# [EXERCISE AIM]
Each line containing the word "this" must be collected.

Records from a collection
------------------------------------------------
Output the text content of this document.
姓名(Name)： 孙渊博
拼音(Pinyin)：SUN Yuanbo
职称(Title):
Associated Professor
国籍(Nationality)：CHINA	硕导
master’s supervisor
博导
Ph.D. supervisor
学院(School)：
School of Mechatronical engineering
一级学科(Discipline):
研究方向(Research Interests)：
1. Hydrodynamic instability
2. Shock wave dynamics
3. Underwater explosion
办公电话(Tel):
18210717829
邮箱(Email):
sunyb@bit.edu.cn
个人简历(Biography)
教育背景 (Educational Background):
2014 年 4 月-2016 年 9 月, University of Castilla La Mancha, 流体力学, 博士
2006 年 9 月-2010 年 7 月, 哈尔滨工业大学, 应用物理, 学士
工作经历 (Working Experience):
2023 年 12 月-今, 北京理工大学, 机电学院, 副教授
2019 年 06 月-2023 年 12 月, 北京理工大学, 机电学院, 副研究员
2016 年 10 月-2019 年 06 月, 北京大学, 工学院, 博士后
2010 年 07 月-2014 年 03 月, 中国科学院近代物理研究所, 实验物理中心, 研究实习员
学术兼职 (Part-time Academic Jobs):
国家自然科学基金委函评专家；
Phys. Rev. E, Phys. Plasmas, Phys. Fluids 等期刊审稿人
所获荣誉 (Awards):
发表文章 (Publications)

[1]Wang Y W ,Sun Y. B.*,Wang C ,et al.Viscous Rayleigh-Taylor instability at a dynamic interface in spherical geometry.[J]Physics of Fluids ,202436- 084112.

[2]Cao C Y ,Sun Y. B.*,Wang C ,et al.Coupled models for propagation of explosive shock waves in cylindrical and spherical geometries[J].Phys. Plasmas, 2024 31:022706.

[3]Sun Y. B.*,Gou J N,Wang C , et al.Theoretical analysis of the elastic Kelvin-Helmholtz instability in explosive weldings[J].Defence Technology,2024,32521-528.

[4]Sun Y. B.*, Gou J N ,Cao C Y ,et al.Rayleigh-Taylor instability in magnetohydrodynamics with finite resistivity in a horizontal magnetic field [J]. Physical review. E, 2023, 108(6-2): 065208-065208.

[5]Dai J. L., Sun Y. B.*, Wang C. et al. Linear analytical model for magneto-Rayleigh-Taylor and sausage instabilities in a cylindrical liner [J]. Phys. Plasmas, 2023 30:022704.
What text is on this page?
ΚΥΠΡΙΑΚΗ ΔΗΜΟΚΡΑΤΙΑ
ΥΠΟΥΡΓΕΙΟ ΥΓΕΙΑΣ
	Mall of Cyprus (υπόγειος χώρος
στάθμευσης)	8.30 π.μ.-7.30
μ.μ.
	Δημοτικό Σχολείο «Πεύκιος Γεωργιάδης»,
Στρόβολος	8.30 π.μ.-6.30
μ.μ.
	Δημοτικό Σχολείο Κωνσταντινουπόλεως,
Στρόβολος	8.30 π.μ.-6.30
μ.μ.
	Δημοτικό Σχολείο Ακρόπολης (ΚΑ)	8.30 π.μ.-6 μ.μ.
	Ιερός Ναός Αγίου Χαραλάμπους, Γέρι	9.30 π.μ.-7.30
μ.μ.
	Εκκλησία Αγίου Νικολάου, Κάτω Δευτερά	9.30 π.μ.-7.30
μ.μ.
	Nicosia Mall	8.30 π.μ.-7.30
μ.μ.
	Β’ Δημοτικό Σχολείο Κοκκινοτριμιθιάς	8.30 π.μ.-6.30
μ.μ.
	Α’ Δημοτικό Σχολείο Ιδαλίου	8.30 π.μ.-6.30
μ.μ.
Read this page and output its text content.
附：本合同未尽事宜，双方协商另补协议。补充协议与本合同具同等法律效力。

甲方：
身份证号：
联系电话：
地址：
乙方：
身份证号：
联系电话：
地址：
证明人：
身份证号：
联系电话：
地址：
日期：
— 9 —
------------------------------------------------
# [RESPONSE TO THE EXERCISE]
Output the text content of this document.
What text is on this page?
Read this page and output its text content.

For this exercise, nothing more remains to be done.